Task brief: Tally the lines that contain the string "type" and state that total without comment.

--*--

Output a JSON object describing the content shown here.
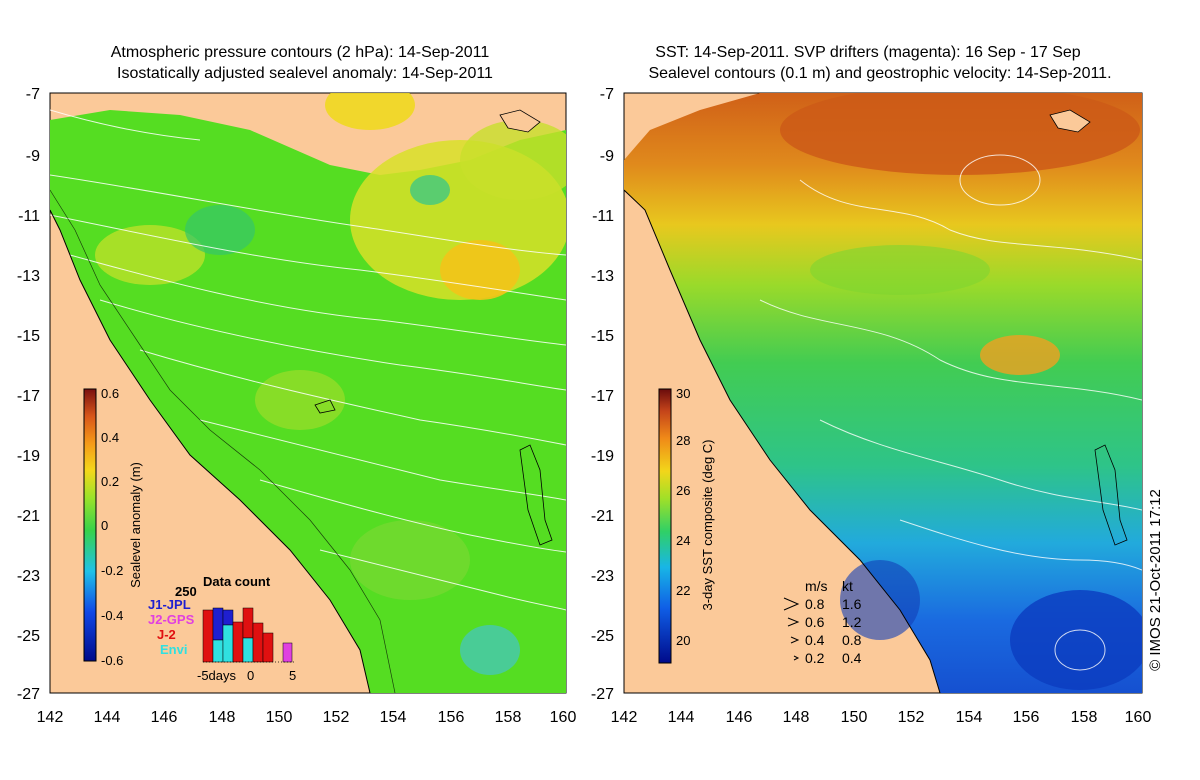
{
  "left_panel": {
    "title_line1": "Atmospheric pressure contours (2 hPa): 14-Sep-2011",
    "title_line2": "Isostatically adjusted sealevel anomaly: 14-Sep-2011",
    "colorbar": {
      "label": "Sealevel anomaly (m)",
      "ticks": [
        "0.6",
        "0.4",
        "0.2",
        "0",
        "-0.2",
        "-0.4",
        "-0.6"
      ],
      "range": [
        -0.6,
        0.6
      ]
    },
    "data_count": {
      "title": "Data count",
      "y_max_label": "250",
      "x_label": "-5days",
      "x_ticks": [
        "0",
        "5"
      ],
      "legend": [
        {
          "name": "J1-JPL",
          "color": "#1f1fd0"
        },
        {
          "name": "J2-GPS",
          "color": "#e040e0"
        },
        {
          "name": "J-2",
          "color": "#e01010"
        },
        {
          "name": "Envi",
          "color": "#30e0e0"
        }
      ]
    }
  },
  "right_panel": {
    "title_line1": "SST: 14-Sep-2011. SVP drifters (magenta): 16 Sep - 17 Sep",
    "title_line2": "Sealevel contours (0.1 m) and geostrophic velocity: 14-Sep-2011.",
    "colorbar": {
      "label": "3-day SST composite (deg C)",
      "ticks": [
        "30",
        "28",
        "26",
        "24",
        "22",
        "20"
      ],
      "range": [
        19,
        30
      ]
    },
    "velocity_key": {
      "headers": [
        "m/s",
        "kt"
      ],
      "rows": [
        [
          "0.8",
          "1.6"
        ],
        [
          "0.6",
          "1.2"
        ],
        [
          "0.4",
          "0.8"
        ],
        [
          "0.2",
          "0.4"
        ]
      ]
    },
    "credit": "© IMOS 21-Oct-2011 17:12"
  },
  "axes": {
    "y_ticks": [
      "-7",
      "-9",
      "-11",
      "-13",
      "-15",
      "-17",
      "-19",
      "-21",
      "-23",
      "-25",
      "-27"
    ],
    "x_ticks": [
      "142",
      "144",
      "146",
      "148",
      "150",
      "152",
      "154",
      "156",
      "158",
      "160"
    ]
  },
  "colors": {
    "land": "#fbc999",
    "sla_base": "#55dd22",
    "sst_warm": "#d2661a",
    "sst_cool": "#1b6fe0"
  }
}
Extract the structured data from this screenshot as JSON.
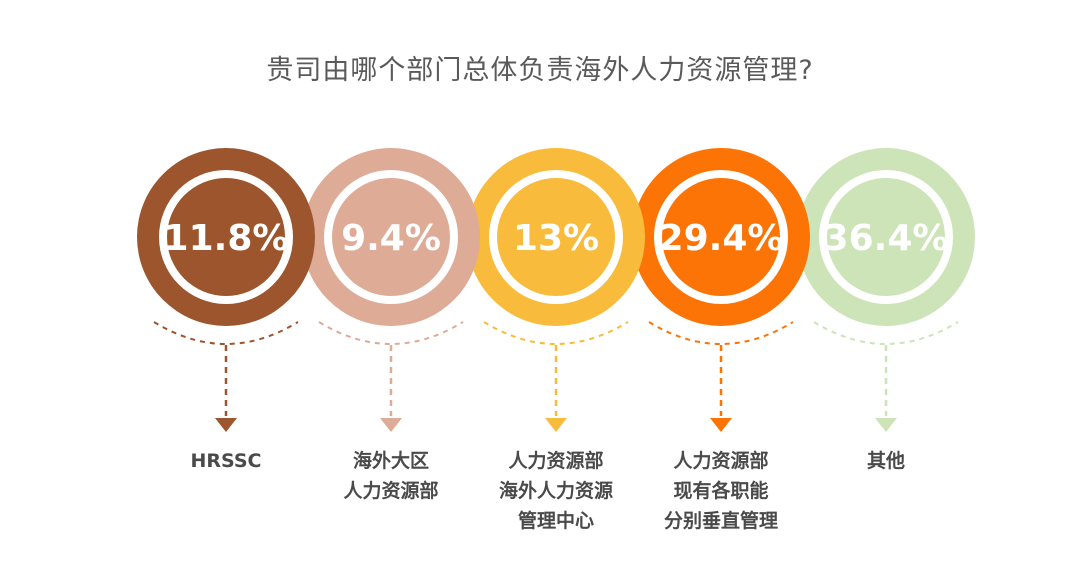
{
  "chart_data": {
    "type": "bubble-percentages",
    "title": "贵司由哪个部门总体负责海外人力资源管理?",
    "categories": [
      {
        "label_lines": [
          "HRSSC"
        ],
        "value": 11.8,
        "display": "11.8%",
        "color": "#9c552c"
      },
      {
        "label_lines": [
          "海外大区",
          "人力资源部"
        ],
        "value": 9.4,
        "display": "9.4%",
        "color": "#ddab96"
      },
      {
        "label_lines": [
          "人力资源部",
          "海外人力资源",
          "管理中心"
        ],
        "value": 13,
        "display": "13%",
        "color": "#f9bb3b"
      },
      {
        "label_lines": [
          "人力资源部",
          "现有各职能",
          "分别垂直管理"
        ],
        "value": 29.4,
        "display": "29.4%",
        "color": "#fc7405"
      },
      {
        "label_lines": [
          "其他"
        ],
        "value": 36.4,
        "display": "36.4%",
        "color": "#cde3b8"
      }
    ]
  }
}
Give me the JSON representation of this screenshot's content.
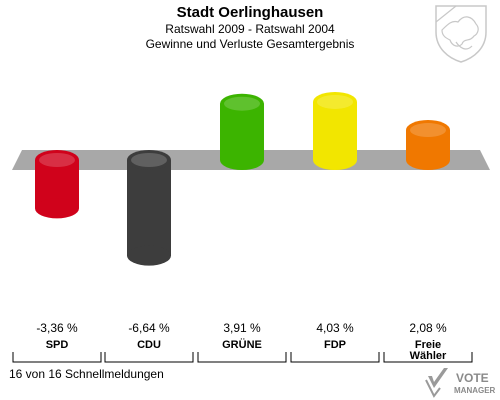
{
  "header": {
    "title": "Stadt Oerlinghausen",
    "subtitle_1": "Ratswahl 2009 - Ratswahl 2004",
    "subtitle_2": "Gewinne und Verluste Gesamtergebnis"
  },
  "footer": {
    "text": "16 von 16 Schnellmeldungen"
  },
  "logo": {
    "line1": "VOTE",
    "line2": "MANAGER"
  },
  "crest_icon": "coat-of-arms-icon",
  "chart_data": {
    "type": "bar",
    "categories": [
      "SPD",
      "CDU",
      "GRÜNE",
      "FDP",
      "Freie Wähler"
    ],
    "category_lines": [
      [
        "SPD"
      ],
      [
        "CDU"
      ],
      [
        "GRÜNE"
      ],
      [
        "FDP"
      ],
      [
        "Freie",
        "Wähler"
      ]
    ],
    "values": [
      -3.36,
      -6.64,
      3.91,
      4.03,
      2.08
    ],
    "value_labels": [
      "-3,36 %",
      "-6,64 %",
      "3,91 %",
      "4,03 %",
      "2,08 %"
    ],
    "colors": [
      "#d0021b",
      "#3d3d3d",
      "#3cb400",
      "#f2e600",
      "#f07800"
    ],
    "ylim": [
      -6.64,
      4.03
    ],
    "grid": false,
    "legend": "none"
  }
}
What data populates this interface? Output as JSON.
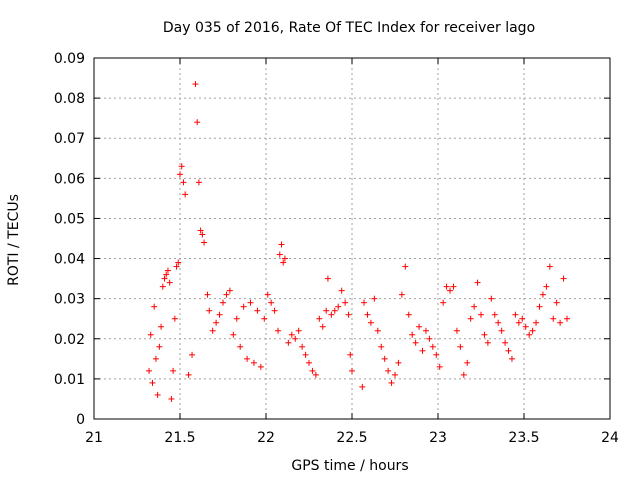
{
  "chart_data": {
    "type": "scatter",
    "title": "Day 035 of 2016, Rate Of TEC Index for receiver lago",
    "xlabel": "GPS time / hours",
    "ylabel": "ROTI / TECUs",
    "xlim": [
      21,
      24
    ],
    "ylim": [
      0,
      0.09
    ],
    "xticks": [
      21,
      21.5,
      22,
      22.5,
      23,
      23.5,
      24
    ],
    "xtick_labels": [
      "21",
      "21.5",
      "22",
      "22.5",
      "23",
      "23.5",
      "24"
    ],
    "yticks": [
      0,
      0.01,
      0.02,
      0.03,
      0.04,
      0.05,
      0.06,
      0.07,
      0.08,
      0.09
    ],
    "ytick_labels": [
      "0",
      "0.01",
      "0.02",
      "0.03",
      "0.04",
      "0.05",
      "0.06",
      "0.07",
      "0.08",
      "0.09"
    ],
    "grid": true,
    "marker": "+",
    "color": "#ff0000",
    "series": [
      {
        "name": "ROTI",
        "points": [
          [
            21.32,
            0.012
          ],
          [
            21.33,
            0.021
          ],
          [
            21.34,
            0.009
          ],
          [
            21.35,
            0.028
          ],
          [
            21.36,
            0.015
          ],
          [
            21.37,
            0.006
          ],
          [
            21.38,
            0.018
          ],
          [
            21.39,
            0.023
          ],
          [
            21.4,
            0.033
          ],
          [
            21.41,
            0.035
          ],
          [
            21.42,
            0.036
          ],
          [
            21.43,
            0.037
          ],
          [
            21.44,
            0.034
          ],
          [
            21.45,
            0.005
          ],
          [
            21.46,
            0.012
          ],
          [
            21.47,
            0.025
          ],
          [
            21.48,
            0.038
          ],
          [
            21.49,
            0.039
          ],
          [
            21.5,
            0.061
          ],
          [
            21.51,
            0.063
          ],
          [
            21.52,
            0.059
          ],
          [
            21.53,
            0.056
          ],
          [
            21.55,
            0.011
          ],
          [
            21.57,
            0.016
          ],
          [
            21.59,
            0.0835
          ],
          [
            21.6,
            0.074
          ],
          [
            21.61,
            0.059
          ],
          [
            21.62,
            0.047
          ],
          [
            21.63,
            0.046
          ],
          [
            21.64,
            0.044
          ],
          [
            21.66,
            0.031
          ],
          [
            21.67,
            0.027
          ],
          [
            21.69,
            0.022
          ],
          [
            21.71,
            0.024
          ],
          [
            21.73,
            0.026
          ],
          [
            21.75,
            0.029
          ],
          [
            21.77,
            0.031
          ],
          [
            21.79,
            0.032
          ],
          [
            21.81,
            0.021
          ],
          [
            21.83,
            0.025
          ],
          [
            21.85,
            0.018
          ],
          [
            21.87,
            0.028
          ],
          [
            21.89,
            0.015
          ],
          [
            21.91,
            0.029
          ],
          [
            21.93,
            0.014
          ],
          [
            21.95,
            0.027
          ],
          [
            21.97,
            0.013
          ],
          [
            21.99,
            0.025
          ],
          [
            22.01,
            0.031
          ],
          [
            22.03,
            0.029
          ],
          [
            22.05,
            0.027
          ],
          [
            22.07,
            0.022
          ],
          [
            22.08,
            0.041
          ],
          [
            22.09,
            0.0435
          ],
          [
            22.1,
            0.039
          ],
          [
            22.11,
            0.04
          ],
          [
            22.13,
            0.019
          ],
          [
            22.15,
            0.021
          ],
          [
            22.17,
            0.02
          ],
          [
            22.19,
            0.022
          ],
          [
            22.21,
            0.018
          ],
          [
            22.23,
            0.016
          ],
          [
            22.25,
            0.014
          ],
          [
            22.27,
            0.012
          ],
          [
            22.29,
            0.011
          ],
          [
            22.31,
            0.025
          ],
          [
            22.33,
            0.023
          ],
          [
            22.35,
            0.027
          ],
          [
            22.36,
            0.035
          ],
          [
            22.38,
            0.026
          ],
          [
            22.4,
            0.027
          ],
          [
            22.42,
            0.028
          ],
          [
            22.44,
            0.032
          ],
          [
            22.46,
            0.029
          ],
          [
            22.48,
            0.026
          ],
          [
            22.49,
            0.016
          ],
          [
            22.5,
            0.012
          ],
          [
            22.56,
            0.008
          ],
          [
            22.57,
            0.029
          ],
          [
            22.59,
            0.026
          ],
          [
            22.61,
            0.024
          ],
          [
            22.63,
            0.03
          ],
          [
            22.65,
            0.022
          ],
          [
            22.67,
            0.018
          ],
          [
            22.69,
            0.015
          ],
          [
            22.71,
            0.012
          ],
          [
            22.73,
            0.009
          ],
          [
            22.75,
            0.011
          ],
          [
            22.77,
            0.014
          ],
          [
            22.79,
            0.031
          ],
          [
            22.81,
            0.038
          ],
          [
            22.83,
            0.026
          ],
          [
            22.85,
            0.021
          ],
          [
            22.87,
            0.019
          ],
          [
            22.89,
            0.023
          ],
          [
            22.91,
            0.017
          ],
          [
            22.93,
            0.022
          ],
          [
            22.95,
            0.02
          ],
          [
            22.97,
            0.018
          ],
          [
            22.99,
            0.016
          ],
          [
            23.01,
            0.013
          ],
          [
            23.03,
            0.029
          ],
          [
            23.05,
            0.033
          ],
          [
            23.07,
            0.032
          ],
          [
            23.09,
            0.033
          ],
          [
            23.11,
            0.022
          ],
          [
            23.13,
            0.018
          ],
          [
            23.15,
            0.011
          ],
          [
            23.17,
            0.014
          ],
          [
            23.19,
            0.025
          ],
          [
            23.21,
            0.028
          ],
          [
            23.23,
            0.034
          ],
          [
            23.25,
            0.026
          ],
          [
            23.27,
            0.021
          ],
          [
            23.29,
            0.019
          ],
          [
            23.31,
            0.03
          ],
          [
            23.33,
            0.026
          ],
          [
            23.35,
            0.024
          ],
          [
            23.37,
            0.022
          ],
          [
            23.39,
            0.019
          ],
          [
            23.41,
            0.017
          ],
          [
            23.43,
            0.015
          ],
          [
            23.45,
            0.026
          ],
          [
            23.47,
            0.024
          ],
          [
            23.49,
            0.025
          ],
          [
            23.51,
            0.023
          ],
          [
            23.53,
            0.021
          ],
          [
            23.55,
            0.022
          ],
          [
            23.57,
            0.024
          ],
          [
            23.59,
            0.028
          ],
          [
            23.61,
            0.031
          ],
          [
            23.63,
            0.033
          ],
          [
            23.65,
            0.038
          ],
          [
            23.67,
            0.025
          ],
          [
            23.69,
            0.029
          ],
          [
            23.71,
            0.024
          ],
          [
            23.73,
            0.035
          ],
          [
            23.75,
            0.025
          ]
        ]
      }
    ]
  }
}
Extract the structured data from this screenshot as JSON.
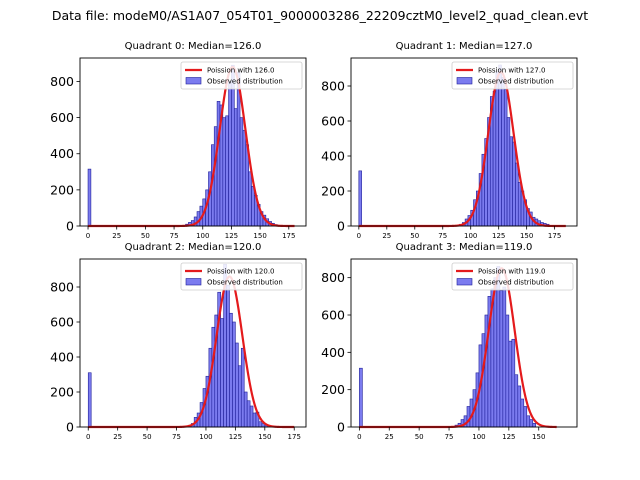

--*--

Response for this exercise: 3